◆ Problem statement ◆
In the passage on thinking tokens, which 2024 paper is credited as among the first to formalize thinking tokens?

◆ Provided text ◆
Early language models generated words straight to screen. Prompt engineers hacked around their limits with “Let’s think step by step” – the so-called Chain-of-Thought (CoT) prompt that forced models to reason out loud. It worked, but it was messy: long, verbose, and expensive.
Researchers have since turned CoT inward. Herel & Mikolov’s “Thinking Tokens for Language Modeling” (2024) was among the first to formalize thinking tokens – special hidden tokens that let models “buy” extra computation time on difficult problems. Similar ideas, like pause or filler tokens, had appeared earlier in transformer research but they called it thinking tokens. Today’s reasoning models – Claude 4.5, Gemini 2.5, GPT-5 – think largely off-stage, running long internal traces before replying, using hidden tokens that never make it to the screen.

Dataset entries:
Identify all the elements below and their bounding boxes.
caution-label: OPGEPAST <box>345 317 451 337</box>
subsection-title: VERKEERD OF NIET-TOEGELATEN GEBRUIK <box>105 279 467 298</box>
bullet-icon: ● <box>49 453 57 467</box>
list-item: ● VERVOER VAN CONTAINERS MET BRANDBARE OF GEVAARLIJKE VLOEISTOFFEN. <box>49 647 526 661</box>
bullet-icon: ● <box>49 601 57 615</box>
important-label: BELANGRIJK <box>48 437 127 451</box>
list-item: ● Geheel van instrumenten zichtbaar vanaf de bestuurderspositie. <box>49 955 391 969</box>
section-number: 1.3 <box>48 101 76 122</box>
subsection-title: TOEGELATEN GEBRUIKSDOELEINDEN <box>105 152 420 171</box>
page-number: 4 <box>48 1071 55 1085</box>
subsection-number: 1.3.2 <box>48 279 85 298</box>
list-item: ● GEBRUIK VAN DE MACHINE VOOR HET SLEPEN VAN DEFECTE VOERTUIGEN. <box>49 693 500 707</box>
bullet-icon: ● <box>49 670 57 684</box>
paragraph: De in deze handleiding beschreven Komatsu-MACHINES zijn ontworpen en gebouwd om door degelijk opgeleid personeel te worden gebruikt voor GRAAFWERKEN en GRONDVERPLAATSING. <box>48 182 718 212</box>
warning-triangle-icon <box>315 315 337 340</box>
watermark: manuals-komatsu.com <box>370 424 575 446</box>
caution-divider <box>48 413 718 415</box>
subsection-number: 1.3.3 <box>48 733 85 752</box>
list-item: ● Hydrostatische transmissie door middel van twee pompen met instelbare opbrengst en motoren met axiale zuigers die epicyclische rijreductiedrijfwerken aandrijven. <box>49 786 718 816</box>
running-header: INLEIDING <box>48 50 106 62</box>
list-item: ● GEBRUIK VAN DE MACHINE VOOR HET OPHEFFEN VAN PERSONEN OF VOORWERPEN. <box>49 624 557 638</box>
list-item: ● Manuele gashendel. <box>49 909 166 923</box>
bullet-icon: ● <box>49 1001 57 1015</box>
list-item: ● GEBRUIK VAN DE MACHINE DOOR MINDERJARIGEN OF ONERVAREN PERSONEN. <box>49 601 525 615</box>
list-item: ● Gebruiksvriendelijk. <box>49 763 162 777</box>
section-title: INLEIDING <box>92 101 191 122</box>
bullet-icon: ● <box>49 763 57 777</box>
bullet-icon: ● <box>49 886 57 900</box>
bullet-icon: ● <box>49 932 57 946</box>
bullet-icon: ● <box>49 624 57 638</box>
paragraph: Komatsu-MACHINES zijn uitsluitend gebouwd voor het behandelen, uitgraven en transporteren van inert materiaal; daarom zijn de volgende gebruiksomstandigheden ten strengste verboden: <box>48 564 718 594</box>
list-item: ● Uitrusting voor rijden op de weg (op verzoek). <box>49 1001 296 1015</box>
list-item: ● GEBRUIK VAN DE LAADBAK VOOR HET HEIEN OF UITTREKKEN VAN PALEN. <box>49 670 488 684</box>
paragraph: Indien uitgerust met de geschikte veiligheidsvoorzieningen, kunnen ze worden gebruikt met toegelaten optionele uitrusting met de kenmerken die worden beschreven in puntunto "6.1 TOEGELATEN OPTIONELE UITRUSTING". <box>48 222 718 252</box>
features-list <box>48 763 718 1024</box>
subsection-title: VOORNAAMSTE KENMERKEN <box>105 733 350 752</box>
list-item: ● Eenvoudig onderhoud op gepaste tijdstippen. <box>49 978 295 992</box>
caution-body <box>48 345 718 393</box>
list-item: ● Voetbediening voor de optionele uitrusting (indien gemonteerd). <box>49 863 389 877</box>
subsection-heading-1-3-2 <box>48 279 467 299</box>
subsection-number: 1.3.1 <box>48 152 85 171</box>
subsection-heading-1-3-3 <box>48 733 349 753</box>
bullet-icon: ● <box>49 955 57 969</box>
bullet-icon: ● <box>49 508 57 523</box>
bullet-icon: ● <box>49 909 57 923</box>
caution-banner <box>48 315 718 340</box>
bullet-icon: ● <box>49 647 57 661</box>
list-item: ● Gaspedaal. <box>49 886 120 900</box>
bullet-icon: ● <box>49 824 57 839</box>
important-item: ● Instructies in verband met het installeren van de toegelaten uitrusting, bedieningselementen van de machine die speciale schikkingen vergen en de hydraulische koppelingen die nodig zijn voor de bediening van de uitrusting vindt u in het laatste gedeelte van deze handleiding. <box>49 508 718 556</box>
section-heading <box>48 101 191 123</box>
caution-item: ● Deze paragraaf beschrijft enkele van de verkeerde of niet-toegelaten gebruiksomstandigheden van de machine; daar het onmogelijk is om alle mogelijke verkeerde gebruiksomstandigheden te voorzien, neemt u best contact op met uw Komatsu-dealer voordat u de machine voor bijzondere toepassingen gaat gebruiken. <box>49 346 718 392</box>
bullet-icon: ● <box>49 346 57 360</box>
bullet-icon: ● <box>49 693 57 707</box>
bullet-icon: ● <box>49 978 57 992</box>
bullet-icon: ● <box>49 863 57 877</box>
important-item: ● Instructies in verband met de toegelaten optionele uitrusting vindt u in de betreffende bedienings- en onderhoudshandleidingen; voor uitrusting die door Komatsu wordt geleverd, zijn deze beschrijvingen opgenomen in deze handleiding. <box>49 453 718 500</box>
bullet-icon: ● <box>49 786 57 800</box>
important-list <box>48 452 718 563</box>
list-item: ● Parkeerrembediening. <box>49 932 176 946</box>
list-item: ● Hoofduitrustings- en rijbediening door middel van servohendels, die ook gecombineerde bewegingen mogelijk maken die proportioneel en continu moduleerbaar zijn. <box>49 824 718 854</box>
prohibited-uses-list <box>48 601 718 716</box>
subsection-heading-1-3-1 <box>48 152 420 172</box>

◆ Reply ◆
Herel & Mikolov's "Thinking Tokens for Language Modeling" (2024).